• [WHAT IS EXPECTED] Convert the data from its first line through the line that contains "legend-text-part: -Cu <box>962" into a Markdown table with the columns Row and Data line. Number each row and leave out any blank lines.

• [LISTING]
++++++++++++++++++++
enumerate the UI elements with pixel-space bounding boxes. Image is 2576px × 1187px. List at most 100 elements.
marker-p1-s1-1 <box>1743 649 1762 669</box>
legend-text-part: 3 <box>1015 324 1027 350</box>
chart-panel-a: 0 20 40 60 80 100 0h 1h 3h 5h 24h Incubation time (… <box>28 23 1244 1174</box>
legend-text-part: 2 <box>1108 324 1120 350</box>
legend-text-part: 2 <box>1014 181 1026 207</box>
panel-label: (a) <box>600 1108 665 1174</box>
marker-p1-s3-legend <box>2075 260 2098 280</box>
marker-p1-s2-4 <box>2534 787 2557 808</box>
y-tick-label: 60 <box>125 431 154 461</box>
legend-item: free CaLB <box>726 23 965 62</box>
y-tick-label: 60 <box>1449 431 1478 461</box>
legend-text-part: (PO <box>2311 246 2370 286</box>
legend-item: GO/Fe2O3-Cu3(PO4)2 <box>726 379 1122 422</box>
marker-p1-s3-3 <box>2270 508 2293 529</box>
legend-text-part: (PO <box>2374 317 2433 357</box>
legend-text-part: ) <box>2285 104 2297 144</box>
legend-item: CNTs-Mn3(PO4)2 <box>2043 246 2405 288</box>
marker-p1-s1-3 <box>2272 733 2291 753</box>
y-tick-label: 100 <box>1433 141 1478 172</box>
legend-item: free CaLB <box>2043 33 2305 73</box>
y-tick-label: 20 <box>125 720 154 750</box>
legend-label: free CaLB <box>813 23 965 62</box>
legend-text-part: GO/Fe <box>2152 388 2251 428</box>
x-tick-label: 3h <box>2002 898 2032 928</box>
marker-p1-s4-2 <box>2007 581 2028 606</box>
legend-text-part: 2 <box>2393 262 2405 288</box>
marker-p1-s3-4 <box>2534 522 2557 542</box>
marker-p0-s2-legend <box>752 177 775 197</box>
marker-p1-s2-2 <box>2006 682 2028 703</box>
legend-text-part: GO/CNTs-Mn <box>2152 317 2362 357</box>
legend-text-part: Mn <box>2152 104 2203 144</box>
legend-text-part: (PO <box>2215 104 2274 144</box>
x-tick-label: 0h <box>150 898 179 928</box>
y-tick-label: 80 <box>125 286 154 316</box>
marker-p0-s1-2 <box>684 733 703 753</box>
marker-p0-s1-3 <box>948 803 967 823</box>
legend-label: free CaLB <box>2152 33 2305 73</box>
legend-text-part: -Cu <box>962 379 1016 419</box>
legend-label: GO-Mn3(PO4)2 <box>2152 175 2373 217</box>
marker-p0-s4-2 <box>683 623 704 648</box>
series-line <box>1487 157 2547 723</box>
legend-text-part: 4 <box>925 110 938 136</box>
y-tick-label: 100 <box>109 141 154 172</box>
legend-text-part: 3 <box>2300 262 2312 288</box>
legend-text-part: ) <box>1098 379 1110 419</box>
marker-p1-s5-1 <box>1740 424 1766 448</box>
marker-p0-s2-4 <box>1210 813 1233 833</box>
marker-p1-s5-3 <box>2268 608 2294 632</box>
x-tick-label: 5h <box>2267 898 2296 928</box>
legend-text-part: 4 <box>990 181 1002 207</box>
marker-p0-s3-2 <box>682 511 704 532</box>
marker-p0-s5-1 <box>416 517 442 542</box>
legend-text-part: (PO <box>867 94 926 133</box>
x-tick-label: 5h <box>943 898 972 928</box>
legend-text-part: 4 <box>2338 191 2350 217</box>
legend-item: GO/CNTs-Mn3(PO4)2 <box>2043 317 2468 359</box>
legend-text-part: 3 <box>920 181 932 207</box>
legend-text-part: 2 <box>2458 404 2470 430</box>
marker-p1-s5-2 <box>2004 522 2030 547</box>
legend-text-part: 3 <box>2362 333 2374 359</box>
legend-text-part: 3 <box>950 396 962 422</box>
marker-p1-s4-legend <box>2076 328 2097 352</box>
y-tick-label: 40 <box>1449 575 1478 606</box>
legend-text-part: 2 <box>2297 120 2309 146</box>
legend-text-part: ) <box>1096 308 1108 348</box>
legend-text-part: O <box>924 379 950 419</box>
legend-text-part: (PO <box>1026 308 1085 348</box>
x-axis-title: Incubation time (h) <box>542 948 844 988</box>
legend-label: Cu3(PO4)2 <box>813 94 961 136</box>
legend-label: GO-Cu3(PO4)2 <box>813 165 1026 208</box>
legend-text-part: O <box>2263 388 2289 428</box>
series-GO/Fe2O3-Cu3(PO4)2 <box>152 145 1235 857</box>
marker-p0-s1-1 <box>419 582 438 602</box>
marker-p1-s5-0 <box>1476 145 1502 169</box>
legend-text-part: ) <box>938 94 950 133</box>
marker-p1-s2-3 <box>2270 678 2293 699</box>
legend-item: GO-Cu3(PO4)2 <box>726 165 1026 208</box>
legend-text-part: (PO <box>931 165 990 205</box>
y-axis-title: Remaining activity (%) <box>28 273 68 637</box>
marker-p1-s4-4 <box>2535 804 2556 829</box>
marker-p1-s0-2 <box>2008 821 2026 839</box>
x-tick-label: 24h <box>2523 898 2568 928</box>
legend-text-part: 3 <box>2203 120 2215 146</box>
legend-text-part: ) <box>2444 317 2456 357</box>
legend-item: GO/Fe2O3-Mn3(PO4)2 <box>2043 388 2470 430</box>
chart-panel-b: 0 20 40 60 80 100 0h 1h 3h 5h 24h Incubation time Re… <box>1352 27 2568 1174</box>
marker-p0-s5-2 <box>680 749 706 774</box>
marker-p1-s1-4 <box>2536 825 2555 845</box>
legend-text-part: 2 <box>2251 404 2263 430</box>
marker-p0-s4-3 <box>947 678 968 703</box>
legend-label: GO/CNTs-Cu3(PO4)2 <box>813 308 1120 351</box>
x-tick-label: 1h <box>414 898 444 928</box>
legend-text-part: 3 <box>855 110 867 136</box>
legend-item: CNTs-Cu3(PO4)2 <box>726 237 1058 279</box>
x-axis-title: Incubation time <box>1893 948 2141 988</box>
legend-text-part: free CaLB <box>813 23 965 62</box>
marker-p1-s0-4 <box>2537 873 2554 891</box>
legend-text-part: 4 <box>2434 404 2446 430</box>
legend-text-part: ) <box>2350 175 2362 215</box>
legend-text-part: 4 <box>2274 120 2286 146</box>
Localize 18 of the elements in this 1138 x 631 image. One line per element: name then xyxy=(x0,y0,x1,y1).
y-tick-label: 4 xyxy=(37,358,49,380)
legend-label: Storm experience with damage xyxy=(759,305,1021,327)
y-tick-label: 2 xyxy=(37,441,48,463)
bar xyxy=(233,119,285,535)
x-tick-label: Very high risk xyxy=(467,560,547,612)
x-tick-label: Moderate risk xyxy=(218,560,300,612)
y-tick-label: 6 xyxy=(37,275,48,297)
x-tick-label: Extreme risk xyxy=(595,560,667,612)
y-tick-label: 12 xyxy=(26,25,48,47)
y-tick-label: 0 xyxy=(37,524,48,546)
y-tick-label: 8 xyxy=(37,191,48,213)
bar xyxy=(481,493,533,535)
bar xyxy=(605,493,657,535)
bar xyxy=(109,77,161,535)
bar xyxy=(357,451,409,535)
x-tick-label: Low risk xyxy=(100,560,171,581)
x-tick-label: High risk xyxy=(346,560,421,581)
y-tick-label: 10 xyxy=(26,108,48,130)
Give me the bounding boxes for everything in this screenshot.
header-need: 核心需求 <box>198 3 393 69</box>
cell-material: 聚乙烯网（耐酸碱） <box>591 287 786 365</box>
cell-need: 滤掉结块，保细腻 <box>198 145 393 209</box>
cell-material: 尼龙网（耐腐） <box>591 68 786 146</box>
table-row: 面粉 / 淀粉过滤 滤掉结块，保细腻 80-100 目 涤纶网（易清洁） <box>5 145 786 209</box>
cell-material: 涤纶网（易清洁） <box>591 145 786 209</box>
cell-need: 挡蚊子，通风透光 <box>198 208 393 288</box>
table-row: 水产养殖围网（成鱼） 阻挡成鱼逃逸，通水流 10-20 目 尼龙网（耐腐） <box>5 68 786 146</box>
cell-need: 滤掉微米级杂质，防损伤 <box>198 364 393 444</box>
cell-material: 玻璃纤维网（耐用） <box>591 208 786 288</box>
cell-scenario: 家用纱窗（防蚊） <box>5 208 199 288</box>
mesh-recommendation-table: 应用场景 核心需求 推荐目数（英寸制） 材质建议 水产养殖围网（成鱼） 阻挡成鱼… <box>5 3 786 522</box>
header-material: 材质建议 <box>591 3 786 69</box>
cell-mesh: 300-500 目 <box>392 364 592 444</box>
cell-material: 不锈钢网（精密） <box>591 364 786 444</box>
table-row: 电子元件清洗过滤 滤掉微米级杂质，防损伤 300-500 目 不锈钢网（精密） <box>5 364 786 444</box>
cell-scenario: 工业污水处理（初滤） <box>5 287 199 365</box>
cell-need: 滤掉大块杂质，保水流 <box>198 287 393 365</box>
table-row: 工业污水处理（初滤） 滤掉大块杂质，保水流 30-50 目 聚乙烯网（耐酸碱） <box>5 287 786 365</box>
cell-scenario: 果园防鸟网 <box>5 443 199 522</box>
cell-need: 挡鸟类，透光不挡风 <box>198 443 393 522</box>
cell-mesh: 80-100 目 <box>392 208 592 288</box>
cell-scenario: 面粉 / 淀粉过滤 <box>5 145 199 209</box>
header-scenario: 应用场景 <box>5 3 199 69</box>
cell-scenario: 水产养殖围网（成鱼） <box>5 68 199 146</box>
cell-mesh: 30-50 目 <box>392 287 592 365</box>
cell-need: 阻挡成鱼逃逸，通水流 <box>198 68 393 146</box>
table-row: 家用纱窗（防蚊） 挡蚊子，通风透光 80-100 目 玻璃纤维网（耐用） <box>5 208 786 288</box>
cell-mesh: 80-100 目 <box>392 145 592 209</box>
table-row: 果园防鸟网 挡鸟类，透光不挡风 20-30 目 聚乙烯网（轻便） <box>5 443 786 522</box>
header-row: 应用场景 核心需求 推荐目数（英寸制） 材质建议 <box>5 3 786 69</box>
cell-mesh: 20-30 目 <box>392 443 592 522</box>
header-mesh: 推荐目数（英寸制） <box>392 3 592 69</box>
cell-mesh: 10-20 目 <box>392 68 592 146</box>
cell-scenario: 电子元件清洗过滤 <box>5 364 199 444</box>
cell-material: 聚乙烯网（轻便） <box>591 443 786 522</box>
++++++++++++++++++++
• [SOLVED PROBLEM]
| Row | Data line |
|---|---|
| 1 | enumerate the UI elements with pixel-space bounding boxes. Image is 2576px × 1187px. List at most 100 elements. |
| 2 | marker-p1-s1-1 <box>1743 649 1762 669</box> |
| 3 | legend-text-part: 3 <box>1015 324 1027 350</box> |
| 4 | chart-panel-a: 0 20 40 60 80 100 0h 1h 3h 5h 24h Incubation time (… <box>28 23 1244 1174</box> |
| 5 | legend-text-part: 2 <box>1108 324 1120 350</box> |
| 6 | legend-text-part: 2 <box>1014 181 1026 207</box> |
| 7 | panel-label: (a) <box>600 1108 665 1174</box> |
| 8 | marker-p1-s3-legend <box>2075 260 2098 280</box> |
| 9 | marker-p1-s2-4 <box>2534 787 2557 808</box> |
| 10 | y-tick-label: 60 <box>125 431 154 461</box> |
| 11 | legend-item: free CaLB <box>726 23 965 62</box> |
| 12 | y-tick-label: 60 <box>1449 431 1478 461</box> |
| 13 | legend-text-part: (PO <box>2311 246 2370 286</box> |
| 14 | legend-item: GO/Fe2O3-Cu3(PO4)2 <box>726 379 1122 422</box> |
| 15 | marker-p1-s3-3 <box>2270 508 2293 529</box> |
| 16 | legend-text-part: (PO <box>2374 317 2433 357</box> |
| 17 | legend-text-part: ) <box>2285 104 2297 144</box> |
| 18 | legend-item: CNTs-Mn3(PO4)2 <box>2043 246 2405 288</box> |
| 19 | marker-p1-s1-3 <box>2272 733 2291 753</box> |
| 20 | y-tick-label: 100 <box>1433 141 1478 172</box> |
| 21 | legend-item: free CaLB <box>2043 33 2305 73</box> |
| 22 | y-tick-label: 20 <box>125 720 154 750</box> |
| 23 | legend-label: free CaLB <box>813 23 965 62</box> |
| 24 | legend-text-part: GO/Fe <box>2152 388 2251 428</box> |
| 25 | x-tick-label: 3h <box>2002 898 2032 928</box> |
| 26 | marker-p1-s4-2 <box>2007 581 2028 606</box> |
| 27 | legend-text-part: 2 <box>2393 262 2405 288</box> |
| 28 | marker-p1-s3-4 <box>2534 522 2557 542</box> |
| 29 | marker-p0-s2-legend <box>752 177 775 197</box> |
| 30 | marker-p1-s2-2 <box>2006 682 2028 703</box> |
| 31 | legend-text-part: GO/CNTs-Mn <box>2152 317 2362 357</box> |
| 32 | legend-text-part: Mn <box>2152 104 2203 144</box> |
| 33 | legend-text-part: (PO <box>2215 104 2274 144</box> |
| 34 | x-tick-label: 0h <box>150 898 179 928</box> |
| 35 | y-tick-label: 80 <box>125 286 154 316</box> |
| 36 | marker-p0-s1-2 <box>684 733 703 753</box> |
| 37 | marker-p0-s1-3 <box>948 803 967 823</box> |
| 38 | legend-label: free CaLB <box>2152 33 2305 73</box> |
| 39 | legend-text-part: -Cu <box>962 379 1016 419</box> |